§ **What is expected**
Your task is to return, word for word, only the lines from the line with "Give me a plain-text" through the close of the data. Exclude all pictures.

§ **Dataset records**
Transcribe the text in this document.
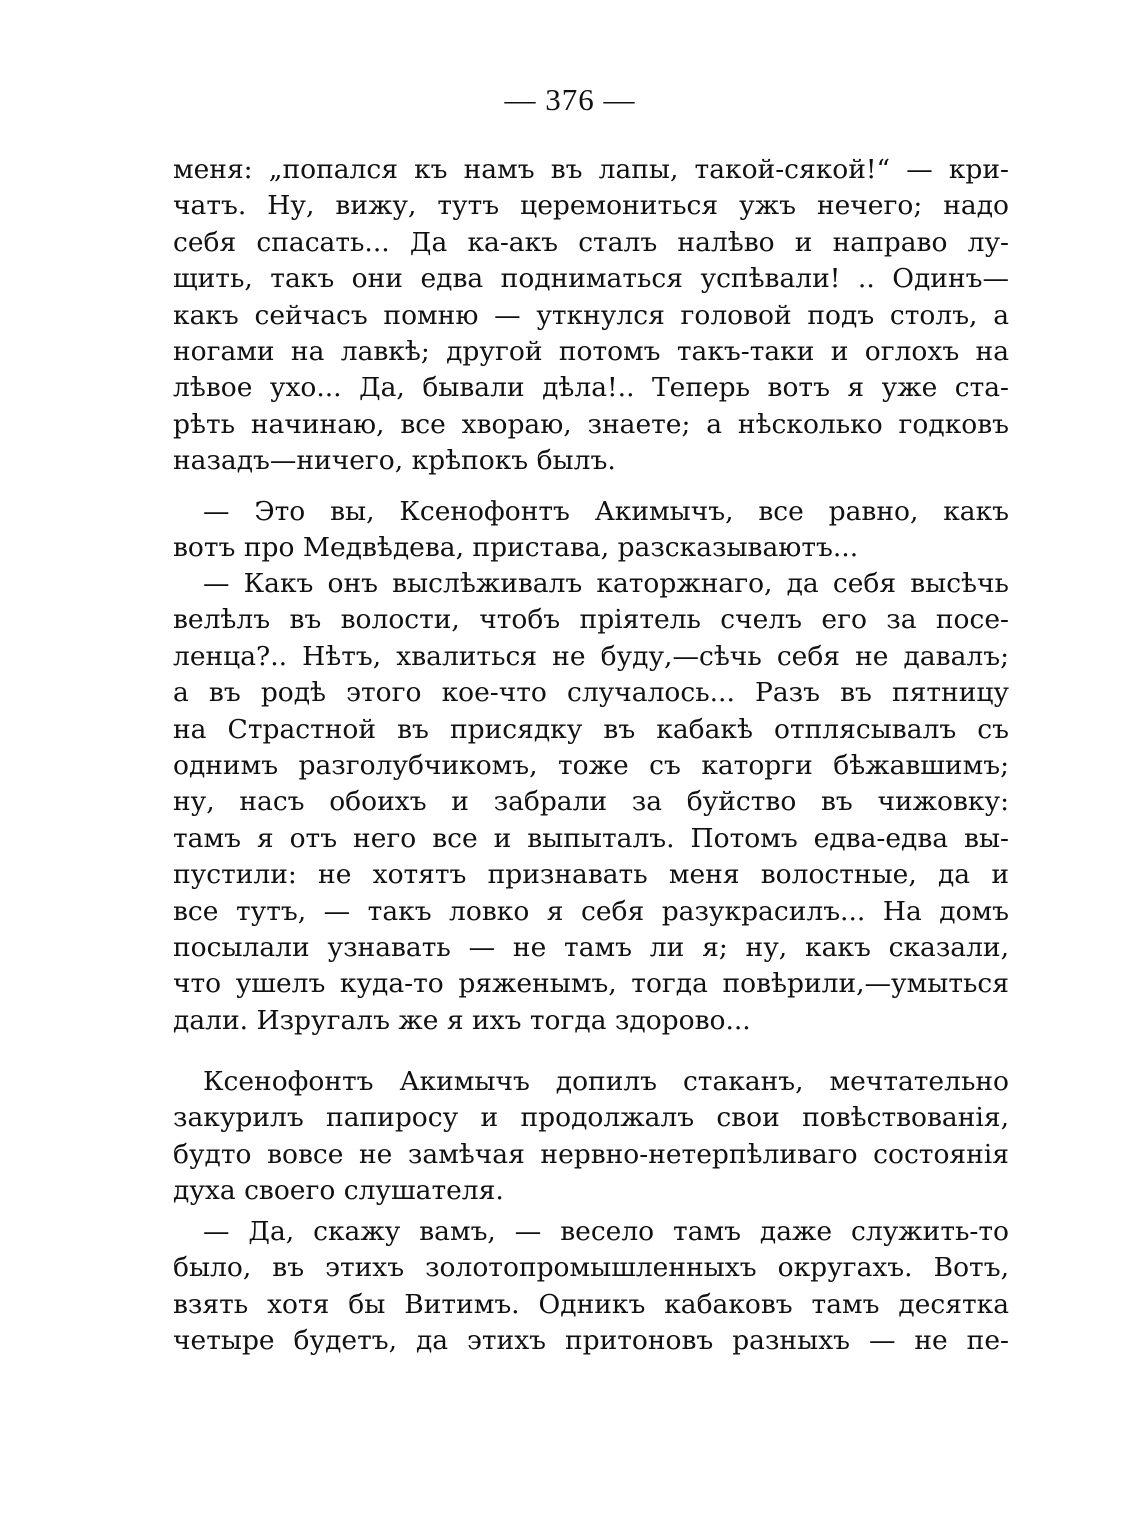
— 376 —
меня: „попался къ намъ въ лапы, такой-сякой!“ — кри-
чатъ. Ну, вижу, тутъ церемониться ужъ нечего; надо
себя спасать... Да ка-акъ сталъ налѣво и направо лу-
щить, такъ они едва подниматься успѣвали! .. Одинъ—
какъ сейчасъ помню — уткнулся головой подъ столъ, а
ногами на лавкѣ; другой потомъ такъ-таки и оглохъ на
лѣвое ухо... Да, бывали дѣла!.. Теперь вотъ я уже ста-
рѣть начинаю, все хвораю, знаете; а нѣсколько годковъ
назадъ—ничего, крѣпокъ былъ.
— Это вы, Ксенофонтъ Акимычъ, все равно, какъ
вотъ про Медвѣдева, пристава, разсказываютъ...
— Какъ онъ выслѣживалъ каторжнаго, да себя высѣчь
велѣлъ въ волости, чтобъ пріятель счелъ его за посе-
ленца?.. Нѣтъ, хвалиться не буду,—сѣчь себя не давалъ;
а въ родѣ этого кое-что случалось... Разъ въ пятницу
на Страстной въ присядку въ кабакѣ отплясывалъ съ
однимъ разголубчикомъ, тоже съ каторги бѣжавшимъ;
ну, насъ обоихъ и забрали за буйство въ чижовку:
тамъ я отъ него все и выпыталъ. Потомъ едва-едва вы-
пустили: не хотятъ признавать меня волостные, да и
все тутъ, — такъ ловко я себя разукрасилъ... На домъ
посылали узнавать — не тамъ ли я; ну, какъ сказали,
что ушелъ куда-то ряженымъ, тогда повѣрили,—умыться
дали. Изругалъ же я ихъ тогда здорово...
Ксенофонтъ Акимычъ допилъ стаканъ, мечтательно
закурилъ папиросу и продолжалъ свои повѣствованія,
будто вовсе не замѣчая нервно-нетерпѣливаго состоянія
духа своего слушателя.
— Да, скажу вамъ, — весело тамъ даже служить-то
было, въ этихъ золотопромышленныхъ округахъ. Вотъ,
взять хотя бы Витимъ. Одникъ кабаковъ тамъ десятка
четыре будетъ, да этихъ притоновъ разныхъ — не пе-
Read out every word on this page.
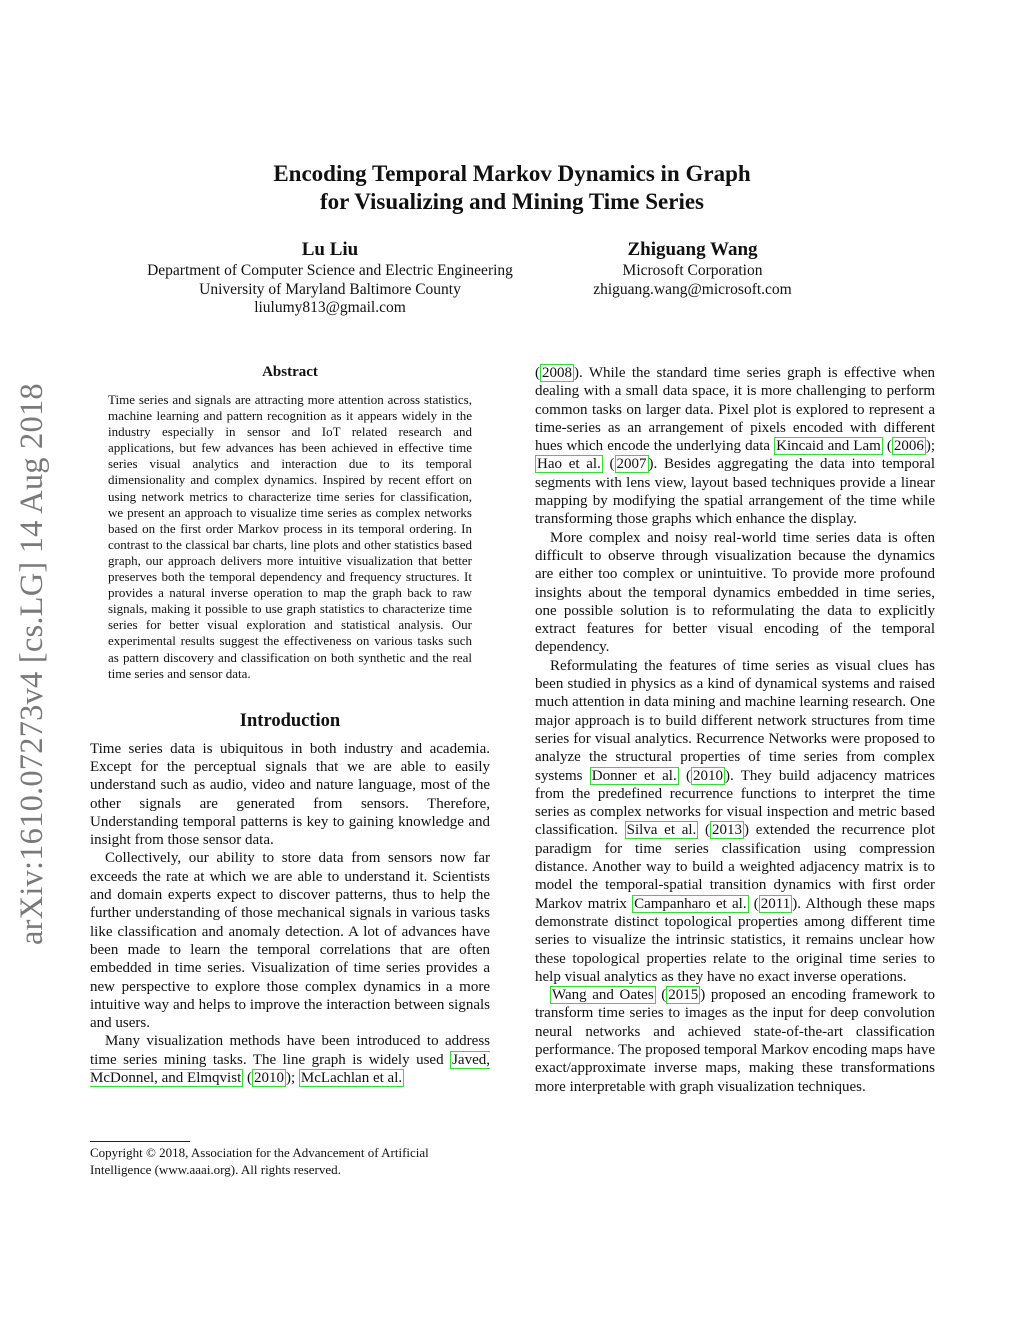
arXiv:1610.07273v4 [cs.LG] 14 Aug 2018
Encoding Temporal Markov Dynamics in Graph
for Visualizing and Mining Time Series
Lu Liu
Department of Computer Science and Electric Engineering
University of Maryland Baltimore County
liulumy813@gmail.com
Zhiguang Wang
Microsoft Corporation
zhiguang.wang@microsoft.com
Abstract

Time series and signals are attracting more attention across statistics, machine learning and pattern recognition as it appears widely in the industry especially in sensor and IoT related research and applications, but few advances has been achieved in effective time series visual analytics and interaction due to its temporal dimensionality and complex dynamics. Inspired by recent effort on using network metrics to characterize time series for classification, we present an approach to visualize time series as complex networks based on the first order Markov process in its temporal ordering. In contrast to the classical bar charts, line plots and other statistics based graph, our approach delivers more intuitive visualization that better preserves both the temporal dependency and frequency structures. It provides a natural inverse operation to map the graph back to raw signals, making it possible to use graph statistics to characterize time series for better visual exploration and statistical analysis. Our experimental results suggest the effectiveness on various tasks such as pattern discovery and classification on both synthetic and the real time series and sensor data.

Introduction

Time series data is ubiquitous in both industry and academia. Except for the perceptual signals that we are able to easily understand such as audio, video and nature language, most of the other signals are generated from sensors. Therefore, Understanding temporal patterns is key to gaining knowledge and insight from those sensor data.

Collectively, our ability to store data from sensors now far exceeds the rate at which we are able to understand it. Scientists and domain experts expect to discover patterns, thus to help the further understanding of those mechanical signals in various tasks like classification and anomaly detection. A lot of advances have been made to learn the temporal correlations that are often embedded in time series. Visualization of time series provides a new perspective to explore those complex dynamics in a more intuitive way and helps to improve the interaction between signals and users.

Many visualization methods have been introduced to address time series mining tasks. The line graph is widely used Javed, McDonnel, and Elmqvist ( 2010 ); McLachlan et al.

Copyright © 2018, Association for the Advancement of Artificial Intelligence (www.aaai.org). All rights reserved.

( 2008 ). While the standard time series graph is effective when dealing with a small data space, it is more challenging to perform common tasks on larger data. Pixel plot is explored to represent a time-series as an arrangement of pixels encoded with different hues which encode the underlying data Kincaid and Lam ( 2006 ); Hao et al. ( 2007 ). Besides aggregating the data into temporal segments with lens view, layout based techniques provide a linear mapping by modifying the spatial arrangement of the time while transforming those graphs which enhance the display.

More complex and noisy real-world time series data is often difficult to observe through visualization because the dynamics are either too complex or unintuitive. To provide more profound insights about the temporal dynamics embedded in time series, one possible solution is to reformulating the data to explicitly extract features for better visual encoding of the temporal dependency.

Reformulating the features of time series as visual clues has been studied in physics as a kind of dynamical systems and raised much attention in data mining and machine learning research. One major approach is to build different network structures from time series for visual analytics. Recurrence Networks were proposed to analyze the structural properties of time series from complex systems Donner et al. ( 2010 ). They build adjacency matrices from the predefined recurrence functions to interpret the time series as complex networks for visual inspection and metric based classification. Silva et al. ( 2013 ) extended the recurrence plot paradigm for time series classification using compression distance. Another way to build a weighted adjacency matrix is to model the temporal-spatial transition dynamics with first order Markov matrix Campanharo et al. ( 2011 ). Although these maps demonstrate distinct topological properties among different time series to visualize the intrinsic statistics, it remains unclear how these topological properties relate to the original time series to help visual analytics as they have no exact inverse operations.

Wang and Oates ( 2015 ) proposed an encoding framework to transform time series to images as the input for deep convolution neural networks and achieved state-of-the-art classification performance. The proposed temporal Markov encoding maps have exact/approximate inverse maps, making these transformations more interpretable with graph visualization techniques.
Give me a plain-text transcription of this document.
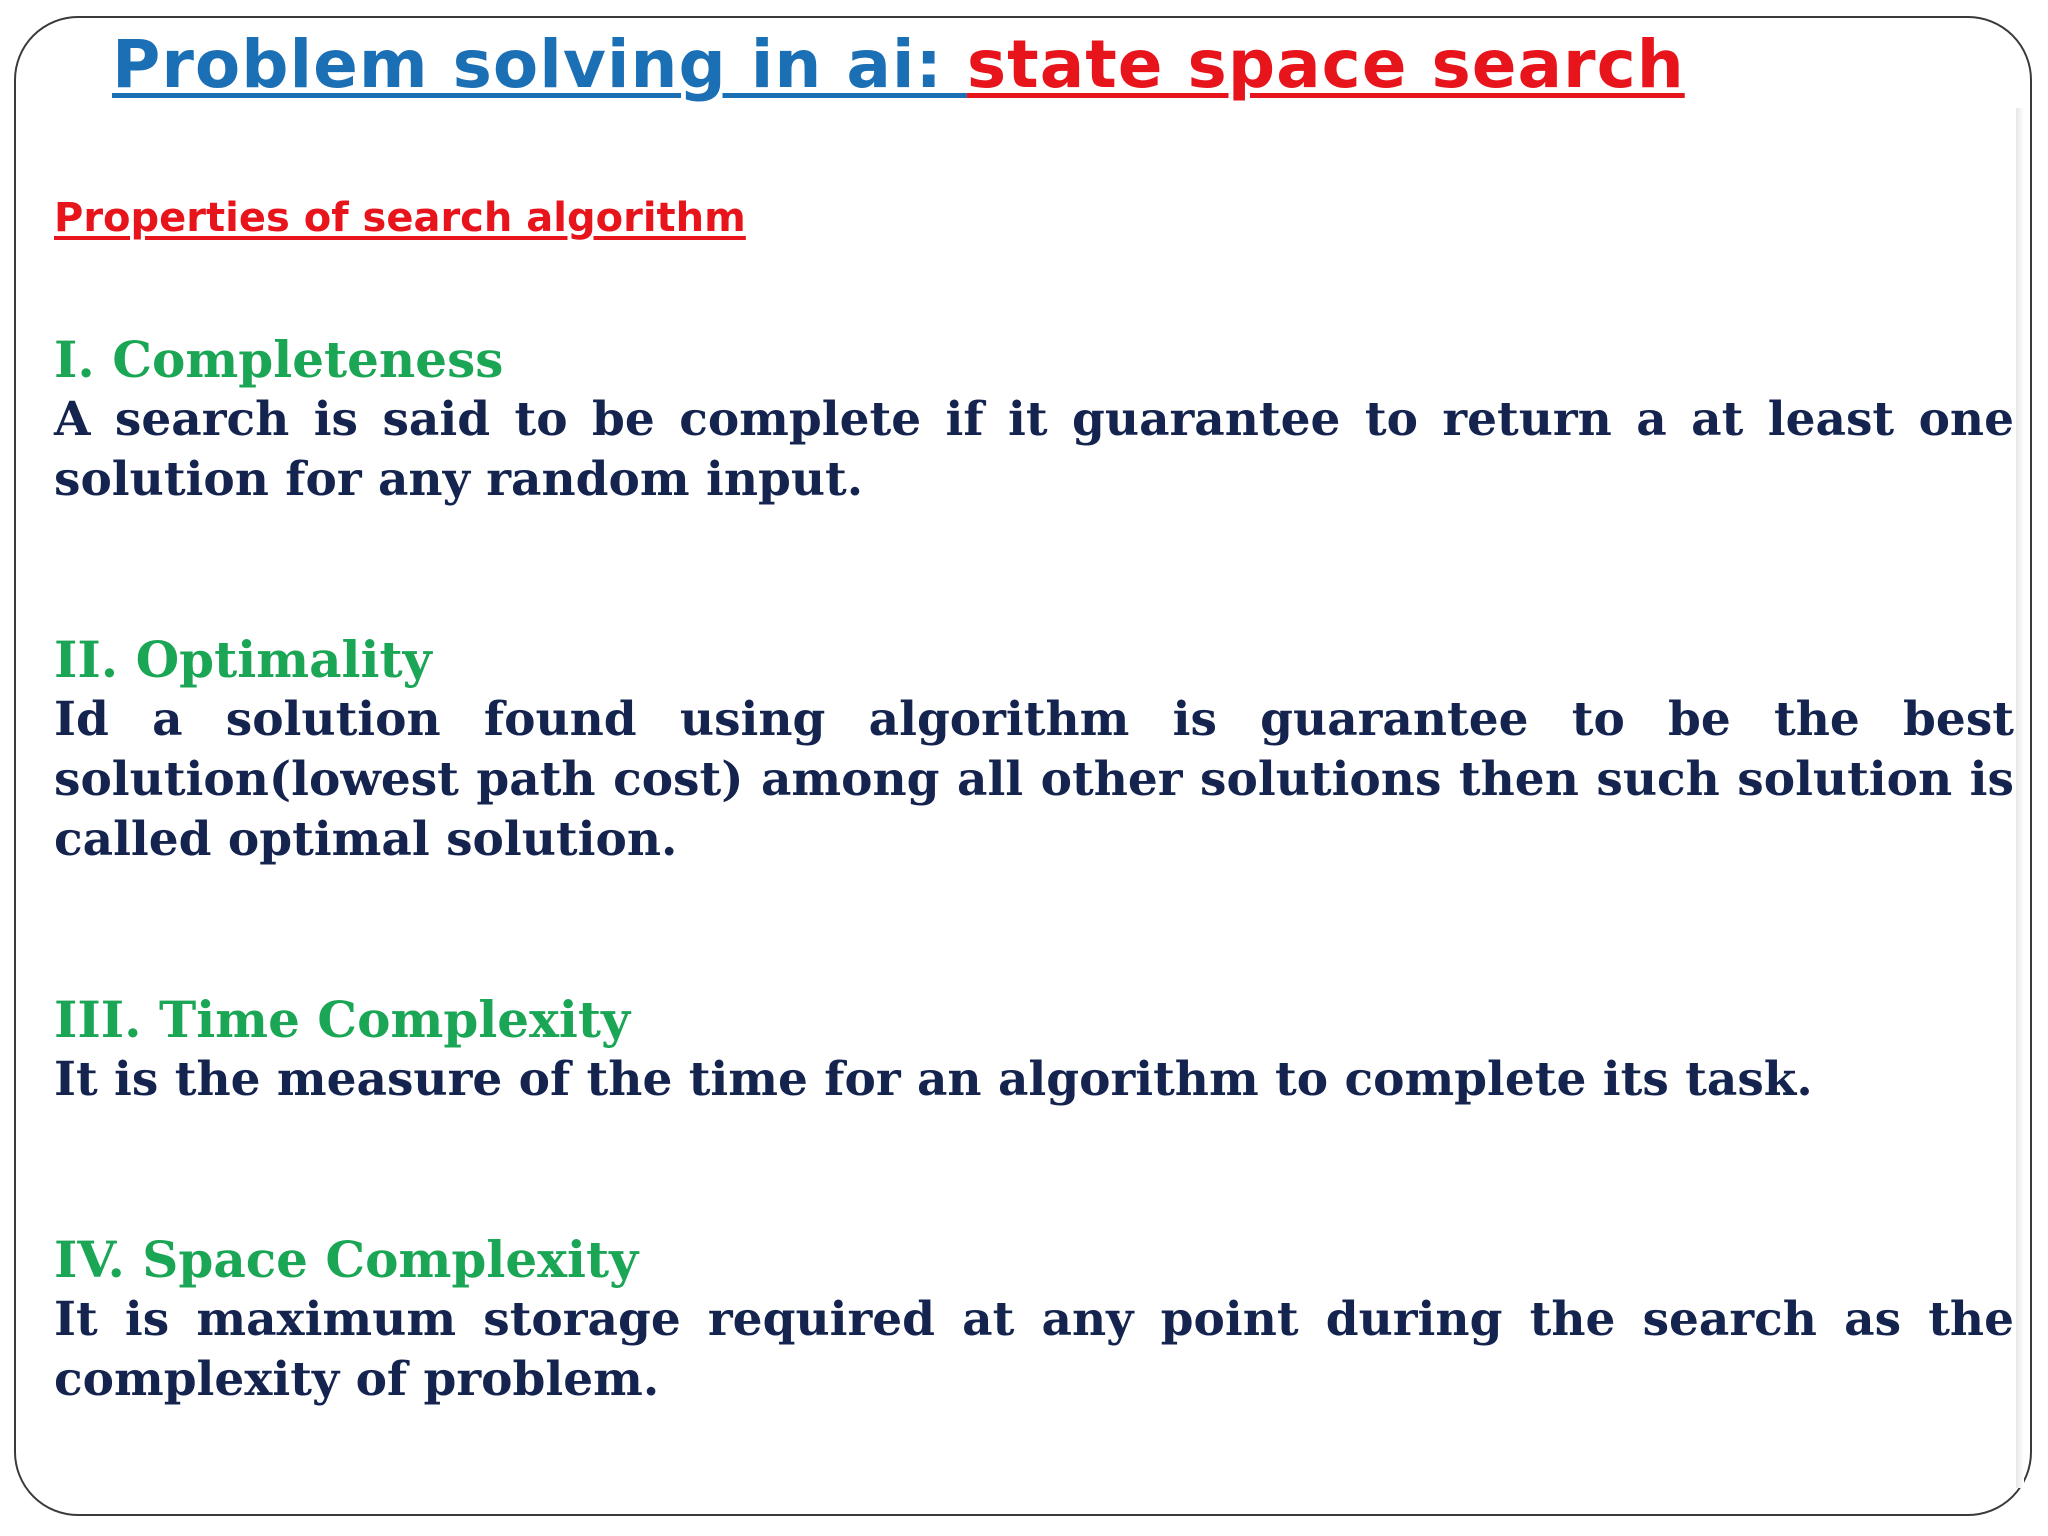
Problem solving in ai: state space search
Properties of search algorithm

I. Completeness

A search is said to be complete if it guarantee to return a at least one solution for any random input.

II. Optimality

Id a solution found using algorithm is guarantee to be the best solution(lowest path cost) among all other solutions then such solution is called optimal solution.

III. Time Complexity

It is the measure of the time for an algorithm to complete its task.

IV. Space Complexity

It is maximum storage required at any point during the search as the complexity of problem.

§ **Output**
Give me a plain-text transcription of this document.
Problem solving in ai: state space search
Properties of search algorithm

I. Completeness

A search is said to be complete if it guarantee to return a at least one solution for any random input.

II. Optimality

Id a solution found using algorithm is guarantee to be the best solution(lowest path cost) among all other solutions then such solution is called optimal solution.

III. Time Complexity

It is the measure of the time for an algorithm to complete its task.

IV. Space Complexity

It is maximum storage required at any point during the search as the complexity of problem.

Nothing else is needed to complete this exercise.